> **EXERCISE OBJECTIVE**
Look at the entries below and reproduce them exactly.

> **Dataset items**
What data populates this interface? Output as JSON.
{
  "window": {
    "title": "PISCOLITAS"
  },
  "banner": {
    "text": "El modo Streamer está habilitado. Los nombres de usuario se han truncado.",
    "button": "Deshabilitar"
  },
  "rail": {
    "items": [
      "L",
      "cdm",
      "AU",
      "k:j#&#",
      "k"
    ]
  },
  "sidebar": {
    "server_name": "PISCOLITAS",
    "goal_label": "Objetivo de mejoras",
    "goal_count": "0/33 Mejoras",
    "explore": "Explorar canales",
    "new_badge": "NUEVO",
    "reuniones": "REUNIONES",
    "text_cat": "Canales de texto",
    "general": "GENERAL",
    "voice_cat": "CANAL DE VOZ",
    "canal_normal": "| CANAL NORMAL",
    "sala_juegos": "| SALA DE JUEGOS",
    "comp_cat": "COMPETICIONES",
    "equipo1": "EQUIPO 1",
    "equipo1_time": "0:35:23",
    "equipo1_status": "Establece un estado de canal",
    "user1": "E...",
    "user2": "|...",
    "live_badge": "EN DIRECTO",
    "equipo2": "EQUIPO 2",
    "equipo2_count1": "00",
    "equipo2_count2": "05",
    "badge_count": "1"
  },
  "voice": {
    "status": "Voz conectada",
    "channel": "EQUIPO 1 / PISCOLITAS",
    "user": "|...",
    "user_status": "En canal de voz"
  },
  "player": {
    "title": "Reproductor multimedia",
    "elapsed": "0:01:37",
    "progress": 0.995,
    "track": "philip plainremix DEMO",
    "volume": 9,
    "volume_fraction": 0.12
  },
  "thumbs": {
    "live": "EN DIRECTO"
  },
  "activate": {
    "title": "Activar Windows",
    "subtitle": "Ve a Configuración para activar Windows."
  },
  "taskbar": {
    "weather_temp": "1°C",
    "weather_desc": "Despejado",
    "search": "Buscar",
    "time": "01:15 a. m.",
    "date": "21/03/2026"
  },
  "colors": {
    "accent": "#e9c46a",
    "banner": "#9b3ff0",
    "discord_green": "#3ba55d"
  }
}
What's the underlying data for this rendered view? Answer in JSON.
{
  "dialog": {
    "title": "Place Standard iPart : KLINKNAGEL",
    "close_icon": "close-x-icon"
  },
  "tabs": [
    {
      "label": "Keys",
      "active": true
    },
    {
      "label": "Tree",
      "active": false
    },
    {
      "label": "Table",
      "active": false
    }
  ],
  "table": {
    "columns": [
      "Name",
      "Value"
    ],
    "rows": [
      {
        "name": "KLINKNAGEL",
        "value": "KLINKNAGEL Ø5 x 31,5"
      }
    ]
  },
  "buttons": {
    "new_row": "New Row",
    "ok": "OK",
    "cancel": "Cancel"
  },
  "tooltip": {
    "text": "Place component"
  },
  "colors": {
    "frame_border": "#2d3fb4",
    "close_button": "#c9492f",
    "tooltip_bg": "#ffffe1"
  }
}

> **SOLVED EXERCISE**
What data populates this interface? Output as JSON.
{
  "window": {
    "title": "PISCOLITAS"
  },
  "banner": {
    "text": "El modo Streamer está habilitado. Los nombres de usuario se han truncado.",
    "button": "Deshabilitar"
  },
  "rail": {
    "items": [
      "L",
      "cdm",
      "AU",
      "k:j#&#",
      "k"
    ]
  },
  "sidebar": {
    "server_name": "PISCOLITAS",
    "goal_label": "Objetivo de mejoras",
    "goal_count": "0/33 Mejoras",
    "explore": "Explorar canales",
    "new_badge": "NUEVO",
    "reuniones": "REUNIONES",
    "text_cat": "Canales de texto",
    "general": "GENERAL",
    "voice_cat": "CANAL DE VOZ",
    "canal_normal": "| CANAL NORMAL",
    "sala_juegos": "| SALA DE JUEGOS",
    "comp_cat": "COMPETICIONES",
    "equipo1": "EQUIPO 1",
    "equipo1_time": "0:35:23",
    "equipo1_status": "Establece un estado de canal",
    "user1": "E...",
    "user2": "|...",
    "live_badge": "EN DIRECTO",
    "equipo2": "EQUIPO 2",
    "equipo2_count1": "00",
    "equipo2_count2": "05",
    "badge_count": "1"
  },
  "voice": {
    "status": "Voz conectada",
    "channel": "EQUIPO 1 / PISCOLITAS",
    "user": "|...",
    "user_status": "En canal de voz"
  },
  "player": {
    "title": "Reproductor multimedia",
    "elapsed": "0:01:37",
    "progress": 0.995,
    "track": "philip plainremix DEMO",
    "volume": 9,
    "volume_fraction": 0.12
  },
  "thumbs": {
    "live": "EN DIRECTO"
  },
  "activate": {
    "title": "Activar Windows",
    "subtitle": "Ve a Configuración para activar Windows."
  },
  "taskbar": {
    "weather_temp": "1°C",
    "weather_desc": "Despejado",
    "search": "Buscar",
    "time": "01:15 a. m.",
    "date": "21/03/2026"
  },
  "colors": {
    "accent": "#e9c46a",
    "banner": "#9b3ff0",
    "discord_green": "#3ba55d"
  }
}
What's the underlying data for this rendered view? Answer in JSON.
{
  "dialog": {
    "title": "Place Standard iPart : KLINKNAGEL",
    "close_icon": "close-x-icon"
  },
  "tabs": [
    {
      "label": "Keys",
      "active": true
    },
    {
      "label": "Tree",
      "active": false
    },
    {
      "label": "Table",
      "active": false
    }
  ],
  "table": {
    "columns": [
      "Name",
      "Value"
    ],
    "rows": [
      {
        "name": "KLINKNAGEL",
        "value": "KLINKNAGEL Ø5 x 31,5"
      }
    ]
  },
  "buttons": {
    "new_row": "New Row",
    "ok": "OK",
    "cancel": "Cancel"
  },
  "tooltip": {
    "text": "Place component"
  },
  "colors": {
    "frame_border": "#2d3fb4",
    "close_button": "#c9492f",
    "tooltip_bg": "#ffffe1"
  }
}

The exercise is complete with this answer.